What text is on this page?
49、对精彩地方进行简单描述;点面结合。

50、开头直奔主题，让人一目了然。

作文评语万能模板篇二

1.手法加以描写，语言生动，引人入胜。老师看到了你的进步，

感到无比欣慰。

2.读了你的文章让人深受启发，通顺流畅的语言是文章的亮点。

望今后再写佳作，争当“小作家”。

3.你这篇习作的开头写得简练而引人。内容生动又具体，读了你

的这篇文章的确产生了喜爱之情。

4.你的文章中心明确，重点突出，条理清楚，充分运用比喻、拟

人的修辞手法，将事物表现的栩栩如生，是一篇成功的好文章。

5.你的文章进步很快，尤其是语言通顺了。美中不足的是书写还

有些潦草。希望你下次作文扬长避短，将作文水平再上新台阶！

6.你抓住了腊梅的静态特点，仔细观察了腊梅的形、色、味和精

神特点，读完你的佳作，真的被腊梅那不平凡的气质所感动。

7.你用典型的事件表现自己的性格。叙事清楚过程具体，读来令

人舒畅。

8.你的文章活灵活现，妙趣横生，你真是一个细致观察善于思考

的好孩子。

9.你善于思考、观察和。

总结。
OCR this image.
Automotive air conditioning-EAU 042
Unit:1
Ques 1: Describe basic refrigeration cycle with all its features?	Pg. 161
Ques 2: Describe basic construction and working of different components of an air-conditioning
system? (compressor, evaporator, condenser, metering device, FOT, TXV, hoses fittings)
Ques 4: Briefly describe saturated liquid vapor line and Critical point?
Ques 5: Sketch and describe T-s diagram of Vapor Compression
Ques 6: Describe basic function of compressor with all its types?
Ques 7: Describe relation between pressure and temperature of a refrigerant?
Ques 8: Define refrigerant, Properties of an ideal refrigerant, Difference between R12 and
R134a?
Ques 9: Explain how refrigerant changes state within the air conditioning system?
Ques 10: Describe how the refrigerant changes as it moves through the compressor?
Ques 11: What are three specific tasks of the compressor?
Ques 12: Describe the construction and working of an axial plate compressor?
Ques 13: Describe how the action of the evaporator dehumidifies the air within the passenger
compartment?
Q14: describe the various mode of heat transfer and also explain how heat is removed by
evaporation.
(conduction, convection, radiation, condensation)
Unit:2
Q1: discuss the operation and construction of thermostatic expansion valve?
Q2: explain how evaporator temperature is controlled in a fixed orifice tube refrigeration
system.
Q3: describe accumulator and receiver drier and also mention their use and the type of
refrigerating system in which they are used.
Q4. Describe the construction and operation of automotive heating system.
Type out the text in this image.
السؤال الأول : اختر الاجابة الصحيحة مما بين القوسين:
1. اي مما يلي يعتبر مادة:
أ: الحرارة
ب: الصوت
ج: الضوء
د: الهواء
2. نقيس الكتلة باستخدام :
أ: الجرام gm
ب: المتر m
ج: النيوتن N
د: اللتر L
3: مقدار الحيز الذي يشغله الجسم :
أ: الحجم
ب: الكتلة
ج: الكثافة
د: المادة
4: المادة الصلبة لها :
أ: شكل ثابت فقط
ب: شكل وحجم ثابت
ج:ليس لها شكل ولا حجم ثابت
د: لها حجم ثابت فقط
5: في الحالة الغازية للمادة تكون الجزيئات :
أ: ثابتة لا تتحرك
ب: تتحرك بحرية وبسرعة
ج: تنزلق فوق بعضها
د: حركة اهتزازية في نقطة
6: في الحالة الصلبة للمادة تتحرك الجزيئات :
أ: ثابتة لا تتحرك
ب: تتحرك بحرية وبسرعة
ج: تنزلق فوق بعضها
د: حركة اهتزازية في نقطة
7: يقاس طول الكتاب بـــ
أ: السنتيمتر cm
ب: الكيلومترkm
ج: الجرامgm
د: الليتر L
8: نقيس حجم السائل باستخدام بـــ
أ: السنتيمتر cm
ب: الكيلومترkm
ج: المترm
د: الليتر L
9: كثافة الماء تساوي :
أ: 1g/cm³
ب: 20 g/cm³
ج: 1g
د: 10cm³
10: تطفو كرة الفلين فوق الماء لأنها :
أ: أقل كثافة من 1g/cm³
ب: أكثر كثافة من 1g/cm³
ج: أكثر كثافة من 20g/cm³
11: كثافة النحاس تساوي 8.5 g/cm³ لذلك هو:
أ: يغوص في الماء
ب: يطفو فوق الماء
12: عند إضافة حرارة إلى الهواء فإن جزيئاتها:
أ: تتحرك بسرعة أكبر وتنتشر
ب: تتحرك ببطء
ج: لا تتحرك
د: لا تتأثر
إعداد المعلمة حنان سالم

....................

Produce an exact copy of all the records.

What text is on this page?
49、对精彩地方进行简单描述;点面结合。

50、开头直奔主题，让人一目了然。

作文评语万能模板篇二

1.手法加以描写，语言生动，引人入胜。老师看到了你的进步，

感到无比欣慰。

2.读了你的文章让人深受启发，通顺流畅的语言是文章的亮点。

望今后再写佳作，争当“小作家”。

3.你这篇习作的开头写得简练而引人。内容生动又具体，读了你

的这篇文章的确产生了喜爱之情。

4.你的文章中心明确，重点突出，条理清楚，充分运用比喻、拟

人的修辞手法，将事物表现的栩栩如生，是一篇成功的好文章。

5.你的文章进步很快，尤其是语言通顺了。美中不足的是书写还

有些潦草。希望你下次作文扬长避短，将作文水平再上新台阶！

6.你抓住了腊梅的静态特点，仔细观察了腊梅的形、色、味和精

神特点，读完你的佳作，真的被腊梅那不平凡的气质所感动。

7.你用典型的事件表现自己的性格。叙事清楚过程具体，读来令

人舒畅。

8.你的文章活灵活现，妙趣横生，你真是一个细致观察善于思考

的好孩子。

9.你善于思考、观察和。

总结。
OCR this image.
Automotive air conditioning-EAU 042
Unit:1
Ques 1: Describe basic refrigeration cycle with all its features?	Pg. 161
Ques 2: Describe basic construction and working of different components of an air-conditioning
system? (compressor, evaporator, condenser, metering device, FOT, TXV, hoses fittings)
Ques 4: Briefly describe saturated liquid vapor line and Critical point?
Ques 5: Sketch and describe T-s diagram of Vapor Compression
Ques 6: Describe basic function of compressor with all its types?
Ques 7: Describe relation between pressure and temperature of a refrigerant?
Ques 8: Define refrigerant, Properties of an ideal refrigerant, Difference between R12 and
R134a?
Ques 9: Explain how refrigerant changes state within the air conditioning system?
Ques 10: Describe how the refrigerant changes as it moves through the compressor?
Ques 11: What are three specific tasks of the compressor?
Ques 12: Describe the construction and working of an axial plate compressor?
Ques 13: Describe how the action of the evaporator dehumidifies the air within the passenger
compartment?
Q14: describe the various mode of heat transfer and also explain how heat is removed by
evaporation.
(conduction, convection, radiation, condensation)
Unit:2
Q1: discuss the operation and construction of thermostatic expansion valve?
Q2: explain how evaporator temperature is controlled in a fixed orifice tube refrigeration
system.
Q3: describe accumulator and receiver drier and also mention their use and the type of
refrigerating system in which they are used.
Q4. Describe the construction and operation of automotive heating system.
Type out the text in this image.
السؤال الأول : اختر الاجابة الصحيحة مما بين القوسين:
1. اي مما يلي يعتبر مادة:
أ: الحرارة
ب: الصوت
ج: الضوء
د: الهواء
2. نقيس الكتلة باستخدام :
أ: الجرام gm
ب: المتر m
ج: النيوتن N
د: اللتر L
3: مقدار الحيز الذي يشغله الجسم :
أ: الحجم
ب: الكتلة
ج: الكثافة
د: المادة
4: المادة الصلبة لها :
أ: شكل ثابت فقط
ب: شكل وحجم ثابت
ج:ليس لها شكل ولا حجم ثابت
د: لها حجم ثابت فقط
5: في الحالة الغازية للمادة تكون الجزيئات :
أ: ثابتة لا تتحرك
ب: تتحرك بحرية وبسرعة
ج: تنزلق فوق بعضها
د: حركة اهتزازية في نقطة
6: في الحالة الصلبة للمادة تتحرك الجزيئات :
أ: ثابتة لا تتحرك
ب: تتحرك بحرية وبسرعة
ج: تنزلق فوق بعضها
د: حركة اهتزازية في نقطة
7: يقاس طول الكتاب بـــ
أ: السنتيمتر cm
ب: الكيلومترkm
ج: الجرامgm
د: الليتر L
8: نقيس حجم السائل باستخدام بـــ
أ: السنتيمتر cm
ب: الكيلومترkm
ج: المترm
د: الليتر L
9: كثافة الماء تساوي :
أ: 1g/cm³
ب: 20 g/cm³
ج: 1g
د: 10cm³
10: تطفو كرة الفلين فوق الماء لأنها :
أ: أقل كثافة من 1g/cm³
ب: أكثر كثافة من 1g/cm³
ج: أكثر كثافة من 20g/cm³
11: كثافة النحاس تساوي 8.5 g/cm³ لذلك هو:
أ: يغوص في الماء
ب: يطفو فوق الماء
12: عند إضافة حرارة إلى الهواء فإن جزيئاتها:
أ: تتحرك بسرعة أكبر وتنتشر
ب: تتحرك ببطء
ج: لا تتحرك
د: لا تتأثر
إعداد المعلمة حنان سالم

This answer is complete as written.